▶ _Yapılacaklar_:
(1) Mahkeme kararı metnine göre dava hangi tarihte açılmış?
(2) Mahkeme kararı metnini son cümlesinden sonra devam ettirerek yazın.

▶ _Verilen Metin_:
Emsal Mahkeme Kararı Ankara Bölge Adliye Mahkemesi 21. Hukuk Dairesi 2020/982 E. 2022/787 K. 09.06.2022 T.

Görüntülediğiniz mahkeme kararı henüz kesinleşmemiştir. Yararlı olması amacıyla eklenmiştir.

T.C.Ankara Bölge Adliye Mahkemesi 21.Hukuk Dairesi 2020/982 Esas 2022/787 Karar
T.C.
ANKARA
BÖLGE ADLİYE MAHKEMESİ
21.HUKUK DAİRESİ

ESAS NO : 2020/982
KARAR NO : 2022/787

TÜRK MİLLETİ ADINA
KARAR

İNCELENEN DOSYANIN
MAHKEMESİ : ANKARA 5. ASLİYE TİCARET MAHKEMESİ
TARİHİ : 22/06/2020
NUMARASI : 2015/455 Esas 2020/296 Karar
TEMLİK EDEN DAVACI :
VEKİLİ :
DAVALILAR :
VEKİLLERİ :
DAVA : İtirazın İptali (Genel Kredi Sözleşmesinden Kaynaklanan)
DAVA TARİHİ :13/07/2015
KARAR TARİHİ : 09/06/2022
GEREKÇELİ KARARIN
YAZILDIĞI TARİH : 30/06/2022

Taraflar arasındaki itirazın iptali istemine ilişkin davanın yargılaması sonunda ilamda yazılı nedenlerden dolayı davanın reddine yönelik olarak verilen hükme karşı temlik alan davacı vekilince süresinde istinaf kanun yoluna başvurulması üzerine dosya incelendi, gereği konuşulup düşünüldü.

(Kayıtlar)

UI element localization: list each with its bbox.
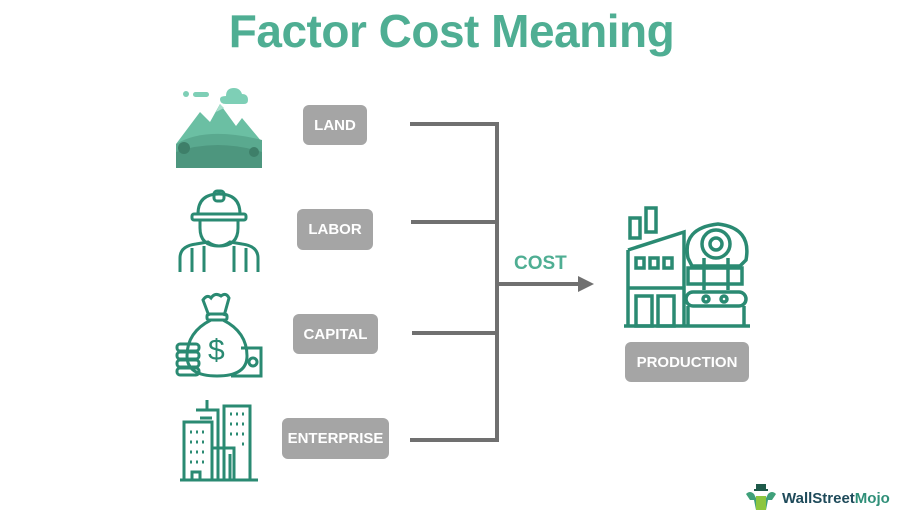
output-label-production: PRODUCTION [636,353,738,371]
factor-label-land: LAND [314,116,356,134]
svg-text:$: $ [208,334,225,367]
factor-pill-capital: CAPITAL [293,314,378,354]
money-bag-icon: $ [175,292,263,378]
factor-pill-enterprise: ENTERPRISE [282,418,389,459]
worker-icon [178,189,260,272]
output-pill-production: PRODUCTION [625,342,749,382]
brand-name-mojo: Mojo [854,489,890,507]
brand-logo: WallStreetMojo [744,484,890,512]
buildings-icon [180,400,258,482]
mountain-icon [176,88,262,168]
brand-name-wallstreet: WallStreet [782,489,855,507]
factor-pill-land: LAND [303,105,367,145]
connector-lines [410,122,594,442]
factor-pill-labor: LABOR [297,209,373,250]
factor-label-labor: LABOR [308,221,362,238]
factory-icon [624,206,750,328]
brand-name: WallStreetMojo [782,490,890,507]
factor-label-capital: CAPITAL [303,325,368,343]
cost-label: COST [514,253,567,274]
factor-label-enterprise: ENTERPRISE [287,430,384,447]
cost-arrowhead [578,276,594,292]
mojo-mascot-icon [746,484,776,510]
* * *
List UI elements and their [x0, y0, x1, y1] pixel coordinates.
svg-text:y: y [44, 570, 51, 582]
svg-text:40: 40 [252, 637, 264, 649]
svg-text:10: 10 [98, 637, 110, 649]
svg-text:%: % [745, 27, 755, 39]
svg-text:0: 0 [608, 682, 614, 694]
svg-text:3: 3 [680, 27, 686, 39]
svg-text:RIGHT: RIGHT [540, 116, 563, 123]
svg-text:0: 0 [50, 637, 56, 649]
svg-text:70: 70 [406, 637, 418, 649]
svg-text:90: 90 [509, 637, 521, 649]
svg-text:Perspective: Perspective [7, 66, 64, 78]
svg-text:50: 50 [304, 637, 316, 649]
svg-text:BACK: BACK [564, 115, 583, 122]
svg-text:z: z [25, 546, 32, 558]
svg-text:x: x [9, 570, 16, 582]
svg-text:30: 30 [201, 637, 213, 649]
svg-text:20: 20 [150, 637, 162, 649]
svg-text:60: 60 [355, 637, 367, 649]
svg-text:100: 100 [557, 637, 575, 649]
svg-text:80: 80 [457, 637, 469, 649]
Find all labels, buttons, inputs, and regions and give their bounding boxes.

▶ _Görevlere Göre Sonuçlar_:
(1) 13/07/2015

(2)
DAVA
Davacı vekili dava dilekçesinde özetle; müvekkilinin genel kredi sözleşmesinden kaynaklanan alacağının tahsili için başlatılan icra takibine davalıların haksız olarak itiraz ettiğini belirterek davalıların icra takibine itirazının iptaline, %20 icra inkar tazminatına karar verilmesini talep ve dava etmiştir.

CEVAP
Davalılar vekili cevap dilekçesinde özetle; kefalet sözleşmesinin geçersiz olduğunu, icra takibinde talep edilen tutarın murisin kefalet limitini aştığını bildirerek davanın reddini istemiştir.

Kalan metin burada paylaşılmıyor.